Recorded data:
+-------+

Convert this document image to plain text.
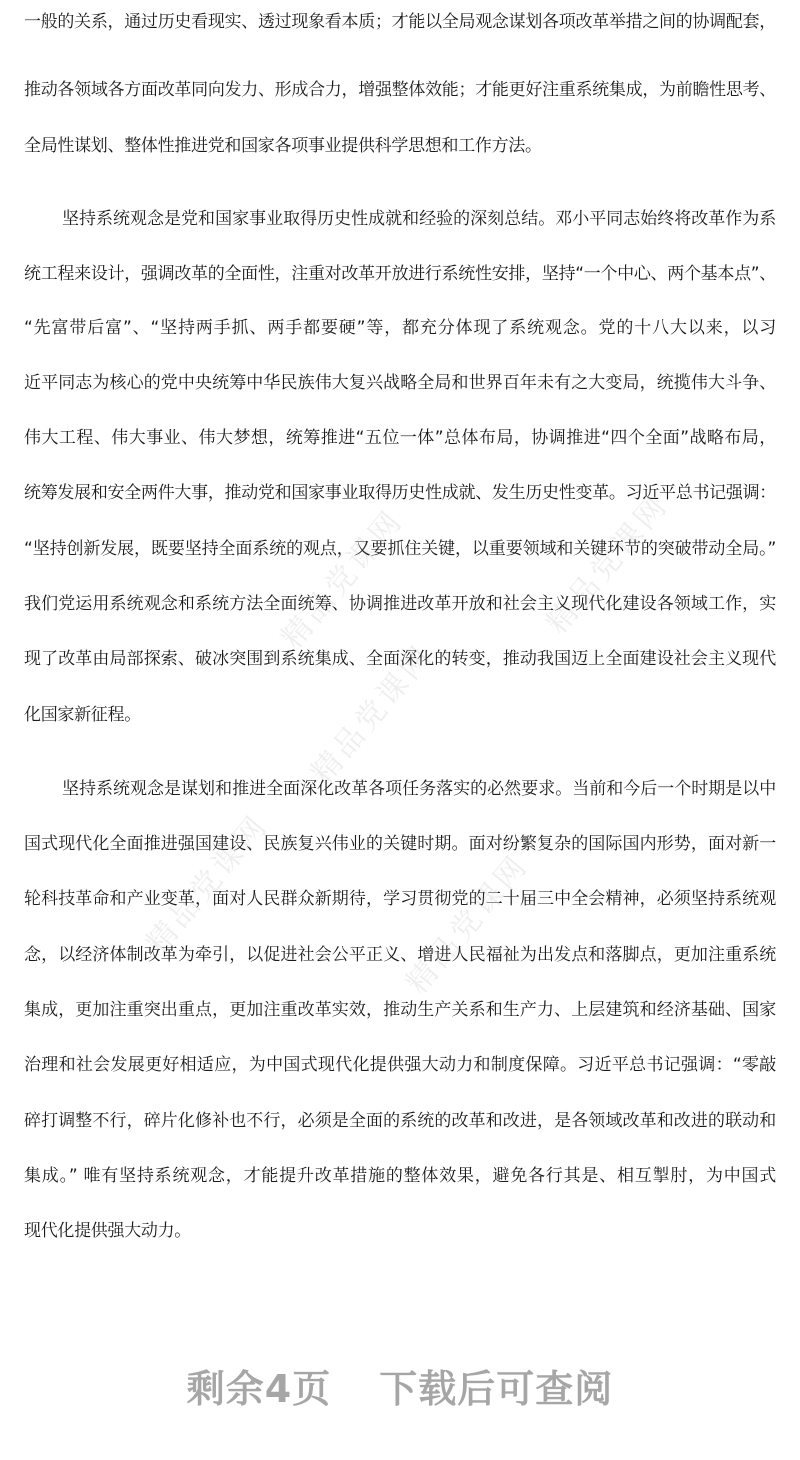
一般的关系，通过历史看现实、透过现象看本质；才能以全局观念谋划各项改革举措之间的协调配套，
推动各领域各方面改革同向发力、形成合力，增强整体效能；才能更好注重系统集成，为前瞻性思考、
全局性谋划、整体性推进党和国家各项事业提供科学思想和工作方法。
坚持系统观念是党和国家事业取得历史性成就和经验的深刻总结。邓小平同志始终将改革作为系
统工程来设计，强调改革的全面性，注重对改革开放进行系统性安排，坚持“一个中心、两个基本点”、
“先富带后富”、“坚持两手抓、两手都要硬”等，都充分体现了系统观念。党的十八大以来，以习
近平同志为核心的党中央统筹中华民族伟大复兴战略全局和世界百年未有之大变局，统揽伟大斗争、
伟大工程、伟大事业、伟大梦想，统筹推进“五位一体”总体布局，协调推进“四个全面”战略布局，
统筹发展和安全两件大事，推动党和国家事业取得历史性成就、发生历史性变革。习近平总书记强调：
“坚持创新发展，既要坚持全面系统的观点，又要抓住关键，以重要领域和关键环节的突破带动全局。”
我们党运用系统观念和系统方法全面统筹、协调推进改革开放和社会主义现代化建设各领域工作，实
现了改革由局部探索、破冰突围到系统集成、全面深化的转变，推动我国迈上全面建设社会主义现代
化国家新征程。
坚持系统观念是谋划和推进全面深化改革各项任务落实的必然要求。当前和今后一个时期是以中
国式现代化全面推进强国建设、民族复兴伟业的关键时期。面对纷繁复杂的国际国内形势，面对新一
轮科技革命和产业变革，面对人民群众新期待，学习贯彻党的二十届三中全会精神，必须坚持系统观
念，以经济体制改革为牵引，以促进社会公平正义、增进人民福祉为出发点和落脚点，更加注重系统
集成，更加注重突出重点，更加注重改革实效，推动生产关系和生产力、上层建筑和经济基础、国家
治理和社会发展更好相适应，为中国式现代化提供强大动力和制度保障。习近平总书记强调：“零敲
碎打调整不行，碎片化修补也不行，必须是全面的系统的改革和改进，是各领域改革和改进的联动和
集成。” 唯有坚持系统观念，才能提升改革措施的整体效果，避免各行其是、相互掣肘，为中国式
现代化提供强大动力。
精品党课网	精品党课网
精品党课网
精品党课网	精品党课网
剩余4页 下载后可查阅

+-------+

*Exercise goal*: Your task is to copy the entries in full and exactly, without any images.

*Completed exercise*:
Convert this document image to plain text.
一般的关系，通过历史看现实、透过现象看本质；才能以全局观念谋划各项改革举措之间的协调配套，
推动各领域各方面改革同向发力、形成合力，增强整体效能；才能更好注重系统集成，为前瞻性思考、
全局性谋划、整体性推进党和国家各项事业提供科学思想和工作方法。
坚持系统观念是党和国家事业取得历史性成就和经验的深刻总结。邓小平同志始终将改革作为系
统工程来设计，强调改革的全面性，注重对改革开放进行系统性安排，坚持“一个中心、两个基本点”、
“先富带后富”、“坚持两手抓、两手都要硬”等，都充分体现了系统观念。党的十八大以来，以习
近平同志为核心的党中央统筹中华民族伟大复兴战略全局和世界百年未有之大变局，统揽伟大斗争、
伟大工程、伟大事业、伟大梦想，统筹推进“五位一体”总体布局，协调推进“四个全面”战略布局，
统筹发展和安全两件大事，推动党和国家事业取得历史性成就、发生历史性变革。习近平总书记强调：
“坚持创新发展，既要坚持全面系统的观点，又要抓住关键，以重要领域和关键环节的突破带动全局。”
我们党运用系统观念和系统方法全面统筹、协调推进改革开放和社会主义现代化建设各领域工作，实
现了改革由局部探索、破冰突围到系统集成、全面深化的转变，推动我国迈上全面建设社会主义现代
化国家新征程。
坚持系统观念是谋划和推进全面深化改革各项任务落实的必然要求。当前和今后一个时期是以中
国式现代化全面推进强国建设、民族复兴伟业的关键时期。面对纷繁复杂的国际国内形势，面对新一
轮科技革命和产业变革，面对人民群众新期待，学习贯彻党的二十届三中全会精神，必须坚持系统观
念，以经济体制改革为牵引，以促进社会公平正义、增进人民福祉为出发点和落脚点，更加注重系统
集成，更加注重突出重点，更加注重改革实效，推动生产关系和生产力、上层建筑和经济基础、国家
治理和社会发展更好相适应，为中国式现代化提供强大动力和制度保障。习近平总书记强调：“零敲
碎打调整不行，碎片化修补也不行，必须是全面的系统的改革和改进，是各领域改革和改进的联动和
集成。” 唯有坚持系统观念，才能提升改革措施的整体效果，避免各行其是、相互掣肘，为中国式
现代化提供强大动力。
精品党课网	精品党课网
精品党课网
精品党课网	精品党课网
剩余4页 下载后可查阅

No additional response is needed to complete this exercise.